[Box annotation data]
..............................

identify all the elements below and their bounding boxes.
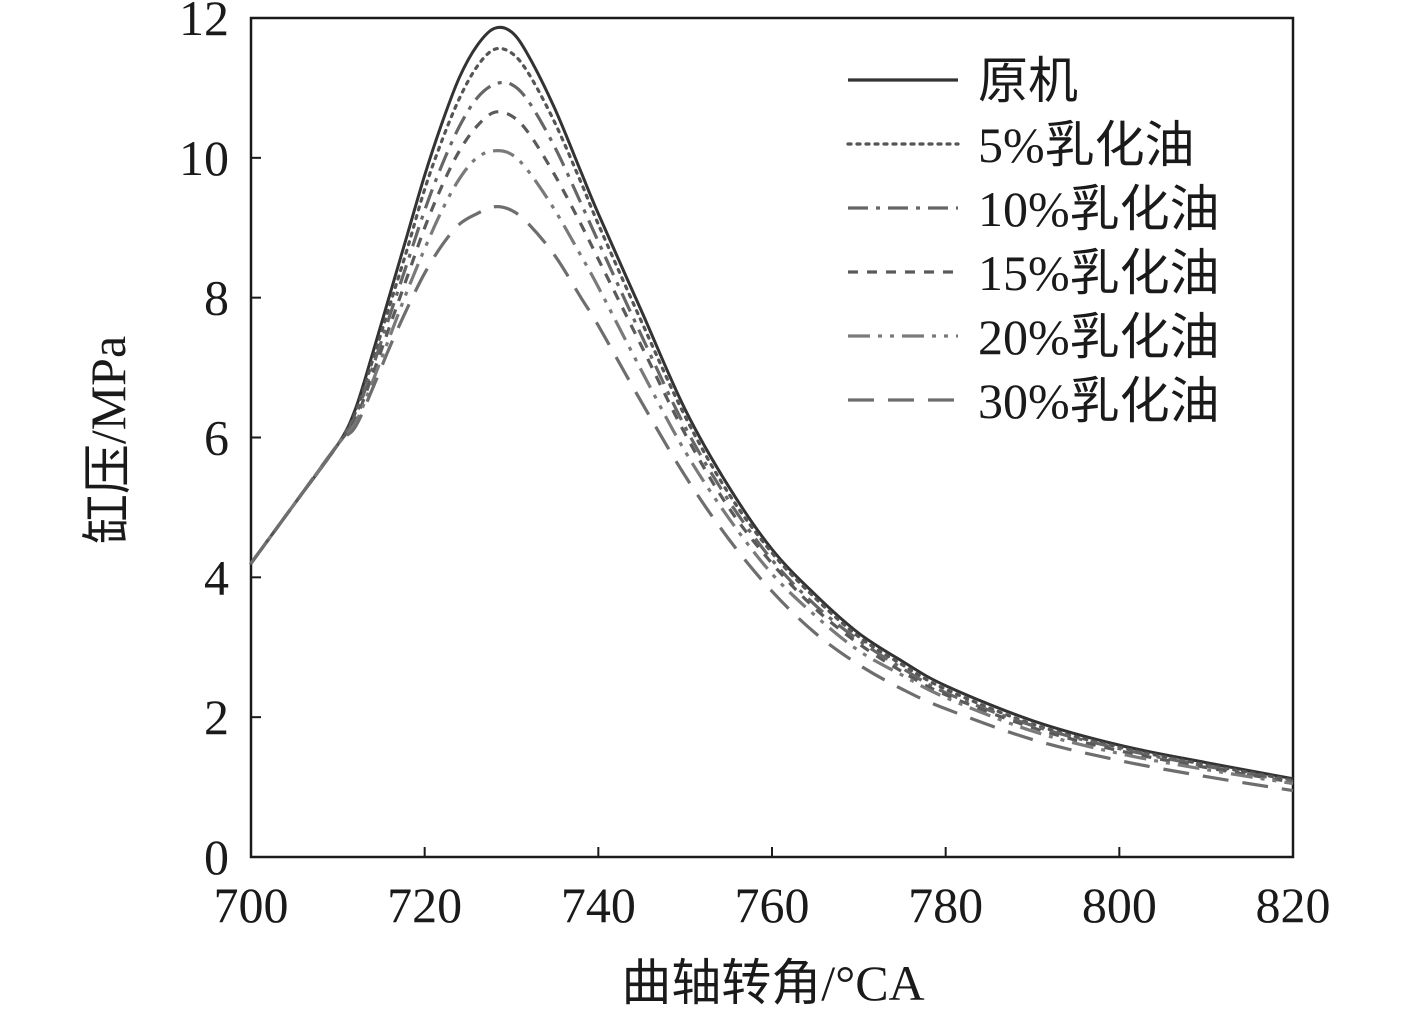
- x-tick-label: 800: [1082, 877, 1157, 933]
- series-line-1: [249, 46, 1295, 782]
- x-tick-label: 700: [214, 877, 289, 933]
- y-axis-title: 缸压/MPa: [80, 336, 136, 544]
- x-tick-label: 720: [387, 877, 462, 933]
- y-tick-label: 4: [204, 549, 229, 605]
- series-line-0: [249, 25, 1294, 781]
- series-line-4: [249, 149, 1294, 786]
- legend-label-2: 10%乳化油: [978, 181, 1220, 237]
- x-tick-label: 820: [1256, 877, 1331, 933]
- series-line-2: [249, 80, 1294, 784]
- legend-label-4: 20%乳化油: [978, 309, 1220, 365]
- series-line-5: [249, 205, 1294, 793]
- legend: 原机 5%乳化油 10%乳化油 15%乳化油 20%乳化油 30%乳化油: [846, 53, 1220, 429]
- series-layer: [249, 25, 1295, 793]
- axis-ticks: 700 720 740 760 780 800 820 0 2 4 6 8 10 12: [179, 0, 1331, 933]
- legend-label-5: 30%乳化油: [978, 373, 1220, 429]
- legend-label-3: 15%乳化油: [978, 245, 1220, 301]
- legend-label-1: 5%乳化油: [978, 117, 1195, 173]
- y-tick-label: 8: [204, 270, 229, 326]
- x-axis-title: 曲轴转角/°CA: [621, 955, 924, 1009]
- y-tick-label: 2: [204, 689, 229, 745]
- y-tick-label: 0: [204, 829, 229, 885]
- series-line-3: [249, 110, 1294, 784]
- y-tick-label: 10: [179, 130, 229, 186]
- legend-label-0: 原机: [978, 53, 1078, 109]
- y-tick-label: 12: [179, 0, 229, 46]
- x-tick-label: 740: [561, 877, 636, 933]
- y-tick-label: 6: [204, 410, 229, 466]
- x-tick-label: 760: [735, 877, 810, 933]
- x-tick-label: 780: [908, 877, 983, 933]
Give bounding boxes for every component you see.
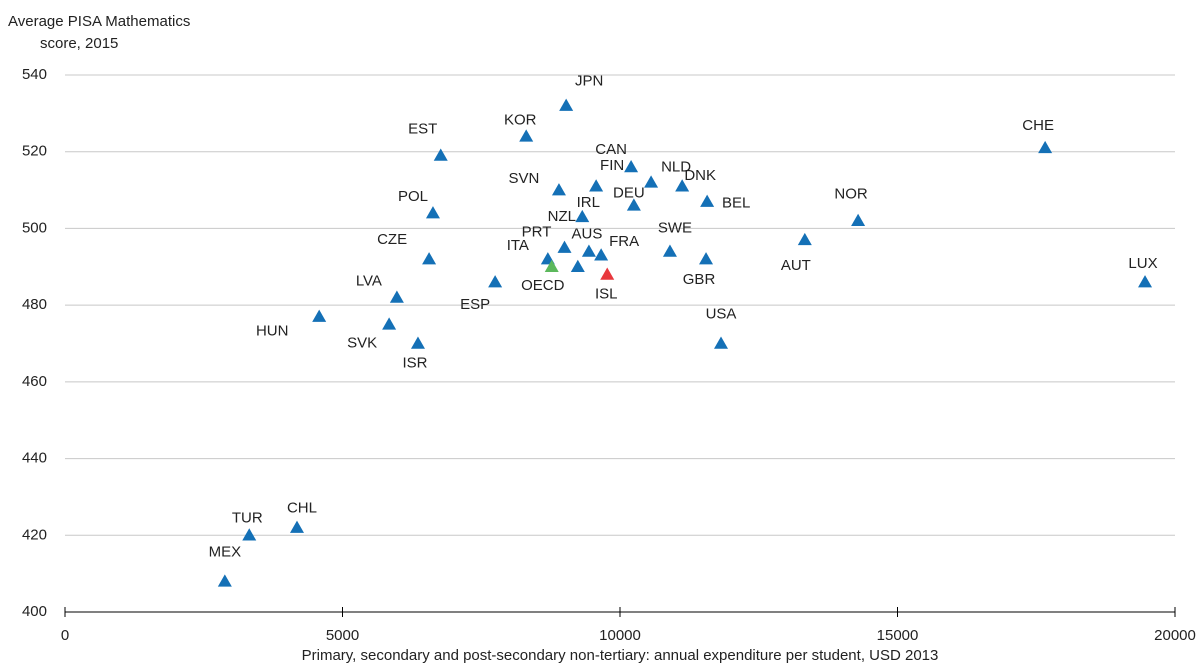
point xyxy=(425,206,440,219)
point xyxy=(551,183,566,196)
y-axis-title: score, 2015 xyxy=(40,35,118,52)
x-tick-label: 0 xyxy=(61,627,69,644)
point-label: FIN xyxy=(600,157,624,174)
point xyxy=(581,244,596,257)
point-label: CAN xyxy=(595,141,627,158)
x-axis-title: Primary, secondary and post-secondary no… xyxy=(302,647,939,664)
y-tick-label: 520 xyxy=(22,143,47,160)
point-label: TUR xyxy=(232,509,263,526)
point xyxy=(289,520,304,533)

..............................

*WORK REQUIRED*.
Please arrange the lines above as a Markdown table with the columns Row and Line, starting at the line containing "- x-tick-label: 800: [1082, 877, 1157, 933]" and ending with the line containing "- y-tick-label: 4: [204, 549, 229, 605]". Number each row in Row and leave out any blank lines.

*TASK ANSWER*.
| Row | Line |
|---|---|
| 1 | - x-tick-label: 800: [1082, 877, 1157, 933] |
| 2 | - series-line-1: [249, 46, 1295, 782] |
| 3 | - x-tick-label: 700: [214, 877, 289, 933] |
| 4 | - y-axis-title: 缸压/MPa: [80, 336, 136, 544] |
| 5 | - x-tick-label: 720: [387, 877, 462, 933] |
| 6 | - y-tick-label: 4: [204, 549, 229, 605] |